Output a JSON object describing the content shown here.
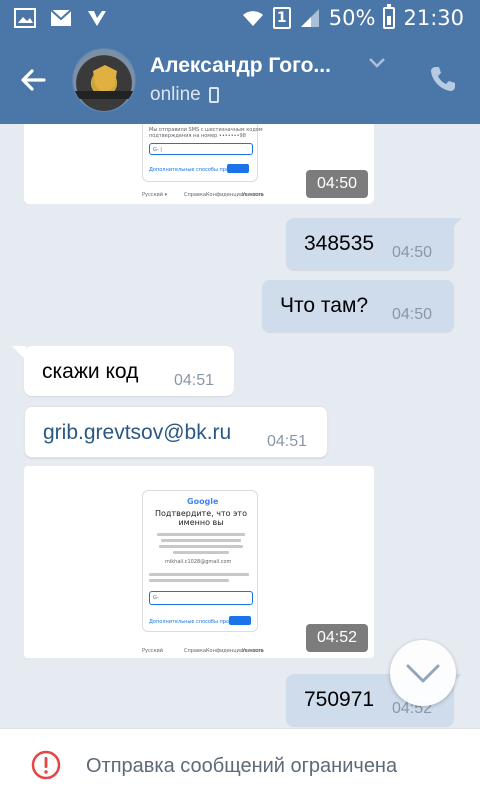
{
  "status_bar": {
    "icons": [
      "gallery-icon",
      "mail-icon",
      "checkmark-app-icon",
      "wifi-icon",
      "sim-icon",
      "signal-icon",
      "battery-icon"
    ],
    "sim_label": "1",
    "battery_percent": "50%",
    "time": "21:30"
  },
  "header": {
    "contact_name": "Александр Гого...",
    "status": "online",
    "accent_color": "#4a76a8"
  },
  "messages": [
    {
      "type": "image",
      "direction": "incoming",
      "time": "04:50"
    },
    {
      "type": "text",
      "direction": "outgoing",
      "text": "348535",
      "time": "04:50"
    },
    {
      "type": "text",
      "direction": "outgoing",
      "text": "Что там?",
      "time": "04:50"
    },
    {
      "type": "text",
      "direction": "incoming",
      "text": "скажи код",
      "time": "04:51"
    },
    {
      "type": "text",
      "direction": "incoming",
      "text": "grib.grevtsov@bk.ru",
      "time": "04:51",
      "is_link": true
    },
    {
      "type": "image",
      "direction": "incoming",
      "time": "04:52"
    },
    {
      "type": "text",
      "direction": "outgoing",
      "text": "750971",
      "time": "04:52"
    }
  ],
  "photo2": {
    "logo": "Google",
    "title": "Подтвердите, что это именно вы",
    "body": "Некоторые ваши действия кажутся нам подозрительными. В целях вашей безопасности мы хотим убедиться, что это действительно вы.",
    "account": "mikhail.c1028@gmail.com",
    "sms_note": "Мы отправили SMS с шестизначным кодом подтверждения на номер •••••••98",
    "input_label": "Введите код",
    "input_prefix": "G-",
    "other_options": "Дополнительные способы проверки",
    "next_button": "Далее",
    "footer_lang": "Русский",
    "footer_links": [
      "Справка",
      "Конфиденциальность",
      "Условия"
    ]
  },
  "photo1": {
    "sms_note": "Мы отправили SMS с шестизначным кодом подтверждения на номер •••••••98",
    "input_label": "Введите код",
    "input_prefix": "G-",
    "other_options": "Дополнительные способы проверки",
    "next_button": "Далее",
    "footer_lang": "Русский",
    "footer_links": [
      "Справка",
      "Конфиденциальность",
      "Условия"
    ]
  },
  "footer": {
    "notice": "Отправка сообщений ограничена",
    "icon": "alert-circle-icon",
    "icon_color": "#e64646"
  }
}
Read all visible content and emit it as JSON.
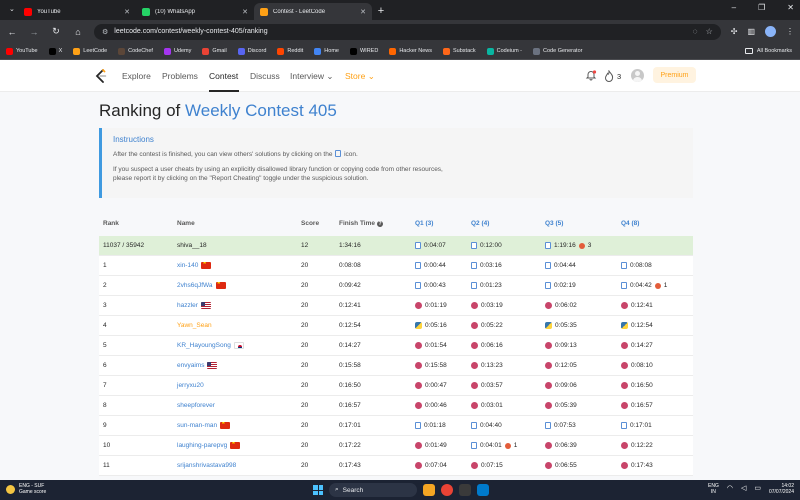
{
  "browser": {
    "tabs": [
      {
        "title": "YouTube",
        "favicon_color": "#ff0000",
        "active": false
      },
      {
        "title": "(10) WhatsApp",
        "favicon_color": "#25d366",
        "active": false
      },
      {
        "title": "Contest - LeetCode",
        "favicon_color": "#ffa116",
        "active": true
      }
    ],
    "url": "leetcode.com/contest/weekly-contest-405/ranking",
    "bookmarks": [
      {
        "label": "YouTube",
        "color": "#ff0000"
      },
      {
        "label": "X",
        "color": "#000000"
      },
      {
        "label": "LeetCode",
        "color": "#ffa116"
      },
      {
        "label": "CodeChef",
        "color": "#5b4638"
      },
      {
        "label": "Udemy",
        "color": "#a435f0"
      },
      {
        "label": "Gmail",
        "color": "#ea4335"
      },
      {
        "label": "Discord",
        "color": "#5865f2"
      },
      {
        "label": "Reddit",
        "color": "#ff4500"
      },
      {
        "label": "Home",
        "color": "#4285f4"
      },
      {
        "label": "WIRED",
        "color": "#000000"
      },
      {
        "label": "Hacker News",
        "color": "#ff6600"
      },
      {
        "label": "Substack",
        "color": "#ff6719"
      },
      {
        "label": "Codeium -",
        "color": "#09b6a2"
      },
      {
        "label": "Code Generator",
        "color": "#6b7280"
      }
    ],
    "all_bookmarks": "All Bookmarks"
  },
  "nav": {
    "items": [
      "Explore",
      "Problems",
      "Contest",
      "Discuss",
      "Interview",
      "Store"
    ],
    "streak": "3",
    "premium": "Premium"
  },
  "page": {
    "heading_prefix": "Ranking of ",
    "contest_name": "Weekly Contest 405",
    "instructions": {
      "title": "Instructions",
      "line1a": "After the contest is finished, you can view others' solutions by clicking on the",
      "line1b": "icon.",
      "line2": "If you suspect a user cheats by using an explicitly disallowed library function or copying code from other resources,",
      "line3": "please report it by clicking on the \"Report Cheating\" toggle under the suspicious solution."
    },
    "columns": [
      "Rank",
      "Name",
      "Score",
      "Finish Time",
      "Q1 (3)",
      "Q2 (4)",
      "Q3 (5)",
      "Q4 (8)"
    ],
    "rows": [
      {
        "rank": "11037 / 35942",
        "name": "shiva__18",
        "flag": "",
        "style": "plain",
        "score": "12",
        "finish": "1:34:16",
        "q": [
          {
            "t": "0:04:07",
            "lang": "doc",
            "wrong": ""
          },
          {
            "t": "0:12:00",
            "lang": "doc",
            "wrong": ""
          },
          {
            "t": "1:19:16",
            "lang": "doc",
            "wrong": "3"
          },
          {
            "t": "",
            "lang": "",
            "wrong": ""
          }
        ],
        "mine": true
      },
      {
        "rank": "1",
        "name": "xin-140",
        "flag": "cn",
        "style": "blue",
        "score": "20",
        "finish": "0:08:08",
        "q": [
          {
            "t": "0:00:44",
            "lang": "doc",
            "wrong": ""
          },
          {
            "t": "0:03:16",
            "lang": "doc",
            "wrong": ""
          },
          {
            "t": "0:04:44",
            "lang": "doc",
            "wrong": ""
          },
          {
            "t": "0:08:08",
            "lang": "doc",
            "wrong": ""
          }
        ]
      },
      {
        "rank": "2",
        "name": "2vhs6qJfWa",
        "flag": "cn",
        "style": "blue",
        "score": "20",
        "finish": "0:09:42",
        "q": [
          {
            "t": "0:00:43",
            "lang": "doc",
            "wrong": ""
          },
          {
            "t": "0:01:23",
            "lang": "doc",
            "wrong": ""
          },
          {
            "t": "0:02:19",
            "lang": "doc",
            "wrong": ""
          },
          {
            "t": "0:04:42",
            "lang": "doc",
            "wrong": "1"
          }
        ]
      },
      {
        "rank": "3",
        "name": "hazzler",
        "flag": "us",
        "style": "blue",
        "score": "20",
        "finish": "0:12:41",
        "q": [
          {
            "t": "0:01:19",
            "lang": "cpp",
            "wrong": ""
          },
          {
            "t": "0:03:19",
            "lang": "cpp",
            "wrong": ""
          },
          {
            "t": "0:06:02",
            "lang": "cpp",
            "wrong": ""
          },
          {
            "t": "0:12:41",
            "lang": "cpp",
            "wrong": ""
          }
        ]
      },
      {
        "rank": "4",
        "name": "Yawn_Sean",
        "flag": "",
        "style": "orange",
        "score": "20",
        "finish": "0:12:54",
        "q": [
          {
            "t": "0:05:16",
            "lang": "py",
            "wrong": ""
          },
          {
            "t": "0:05:22",
            "lang": "cpp",
            "wrong": ""
          },
          {
            "t": "0:05:35",
            "lang": "py",
            "wrong": ""
          },
          {
            "t": "0:12:54",
            "lang": "py",
            "wrong": ""
          }
        ]
      },
      {
        "rank": "5",
        "name": "KR_HayoungSong",
        "flag": "kr",
        "style": "blue",
        "score": "20",
        "finish": "0:14:27",
        "q": [
          {
            "t": "0:01:54",
            "lang": "cpp",
            "wrong": ""
          },
          {
            "t": "0:06:16",
            "lang": "cpp",
            "wrong": ""
          },
          {
            "t": "0:09:13",
            "lang": "cpp",
            "wrong": ""
          },
          {
            "t": "0:14:27",
            "lang": "cpp",
            "wrong": ""
          }
        ]
      },
      {
        "rank": "6",
        "name": "envyaims",
        "flag": "us",
        "style": "blue",
        "score": "20",
        "finish": "0:15:58",
        "q": [
          {
            "t": "0:15:58",
            "lang": "cpp",
            "wrong": ""
          },
          {
            "t": "0:13:23",
            "lang": "cpp",
            "wrong": ""
          },
          {
            "t": "0:12:05",
            "lang": "cpp",
            "wrong": ""
          },
          {
            "t": "0:08:10",
            "lang": "cpp",
            "wrong": ""
          }
        ]
      },
      {
        "rank": "7",
        "name": "jerryxu20",
        "flag": "",
        "style": "blue",
        "score": "20",
        "finish": "0:16:50",
        "q": [
          {
            "t": "0:00:47",
            "lang": "cpp",
            "wrong": ""
          },
          {
            "t": "0:03:57",
            "lang": "cpp",
            "wrong": ""
          },
          {
            "t": "0:09:06",
            "lang": "cpp",
            "wrong": ""
          },
          {
            "t": "0:16:50",
            "lang": "cpp",
            "wrong": ""
          }
        ]
      },
      {
        "rank": "8",
        "name": "sheepforever",
        "flag": "",
        "style": "blue",
        "score": "20",
        "finish": "0:16:57",
        "q": [
          {
            "t": "0:00:46",
            "lang": "cpp",
            "wrong": ""
          },
          {
            "t": "0:03:01",
            "lang": "cpp",
            "wrong": ""
          },
          {
            "t": "0:05:39",
            "lang": "cpp",
            "wrong": ""
          },
          {
            "t": "0:16:57",
            "lang": "cpp",
            "wrong": ""
          }
        ]
      },
      {
        "rank": "9",
        "name": "sun-man-man",
        "flag": "cn",
        "style": "blue",
        "score": "20",
        "finish": "0:17:01",
        "q": [
          {
            "t": "0:01:18",
            "lang": "doc",
            "wrong": ""
          },
          {
            "t": "0:04:40",
            "lang": "doc",
            "wrong": ""
          },
          {
            "t": "0:07:53",
            "lang": "doc",
            "wrong": ""
          },
          {
            "t": "0:17:01",
            "lang": "doc",
            "wrong": ""
          }
        ]
      },
      {
        "rank": "10",
        "name": "laughing-parepvg",
        "flag": "cn",
        "style": "blue",
        "score": "20",
        "finish": "0:17:22",
        "q": [
          {
            "t": "0:01:49",
            "lang": "cpp",
            "wrong": ""
          },
          {
            "t": "0:04:01",
            "lang": "doc",
            "wrong": "1"
          },
          {
            "t": "0:06:39",
            "lang": "cpp",
            "wrong": ""
          },
          {
            "t": "0:12:22",
            "lang": "cpp",
            "wrong": ""
          }
        ]
      },
      {
        "rank": "11",
        "name": "srijanshrivastava998",
        "flag": "",
        "style": "blue",
        "score": "20",
        "finish": "0:17:43",
        "q": [
          {
            "t": "0:07:04",
            "lang": "cpp",
            "wrong": ""
          },
          {
            "t": "0:07:15",
            "lang": "cpp",
            "wrong": ""
          },
          {
            "t": "0:06:55",
            "lang": "cpp",
            "wrong": ""
          },
          {
            "t": "0:17:43",
            "lang": "cpp",
            "wrong": ""
          }
        ]
      }
    ]
  },
  "taskbar": {
    "weather_line1": "ENG - SUF",
    "weather_line2": "Game score",
    "search": "Search",
    "lang_line1": "ENG",
    "lang_line2": "IN",
    "time": "14:02",
    "date": "07/07/2024"
  }
}
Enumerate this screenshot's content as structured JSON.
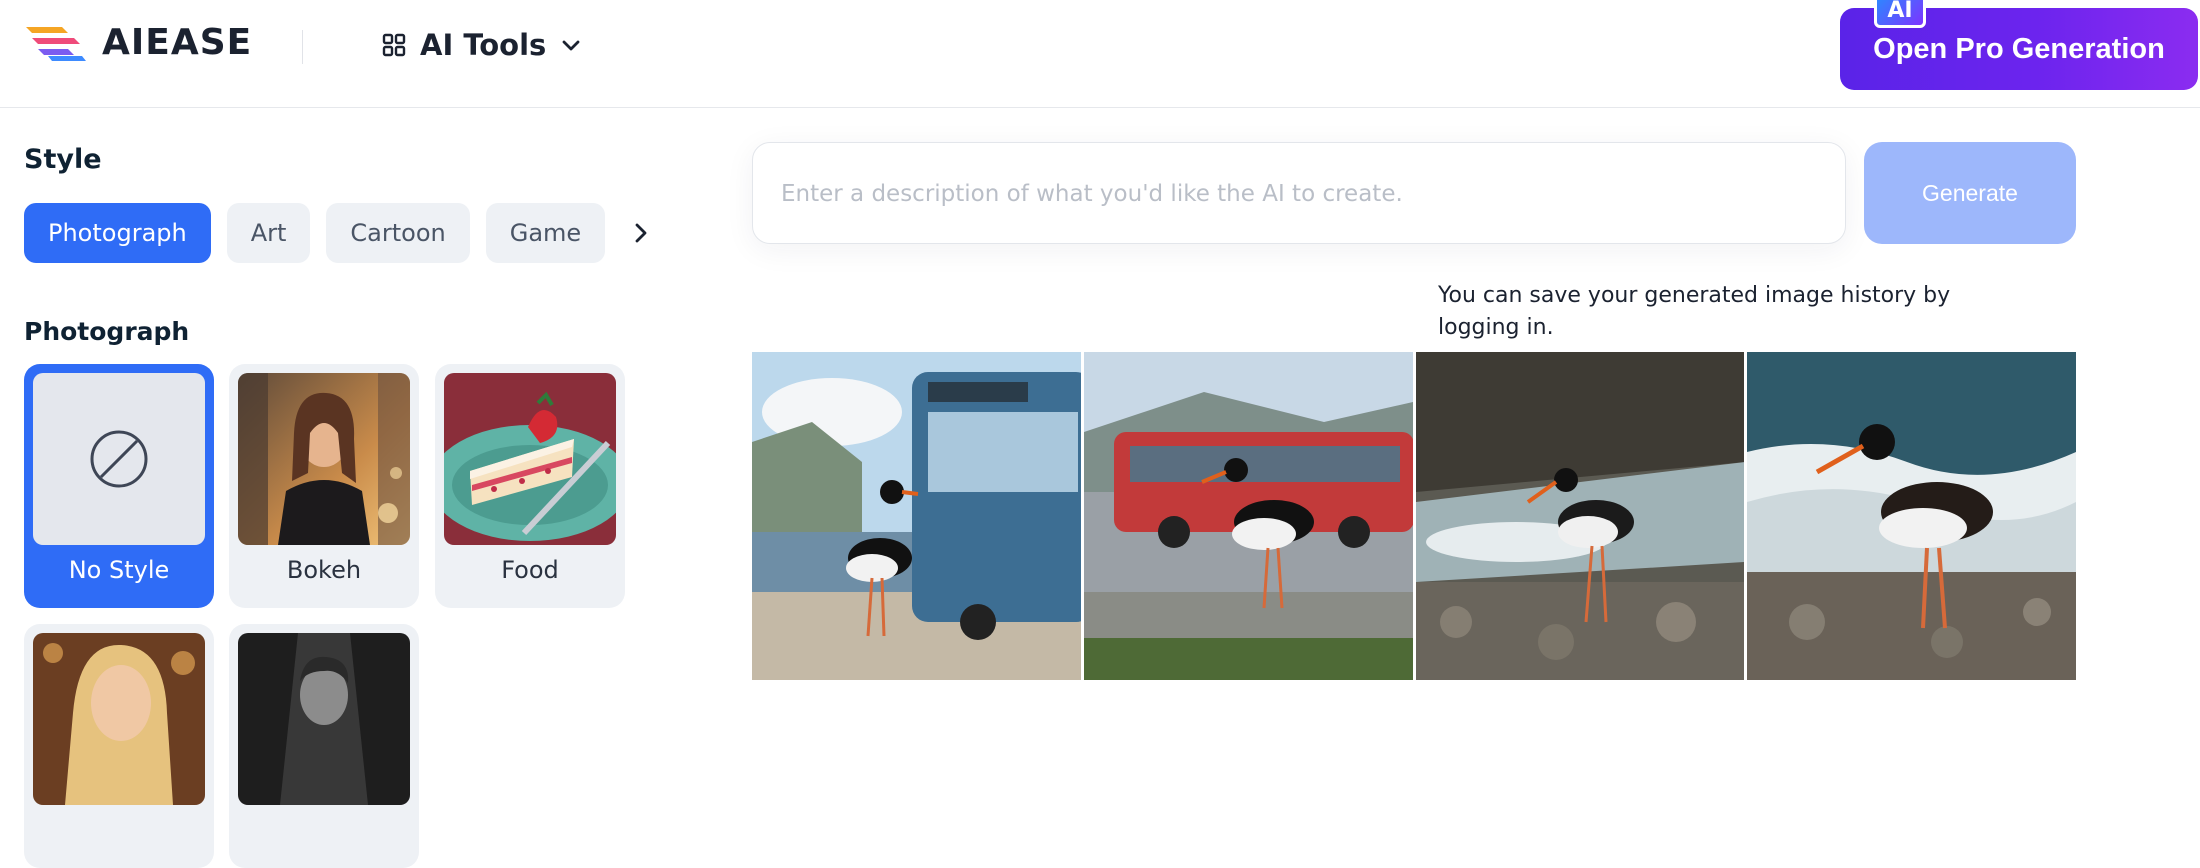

◆ ◆ ◆ ◆

Search the lines above for the string "title", then show every one that has it.

* _Response to the task_:
    "title": "Подтвердите, что это именно вы",
        "title": "YouTube",
        "title": "(10) WhatsApp",
        "title": "Contest - LeetCode",
      "title": "Instructions",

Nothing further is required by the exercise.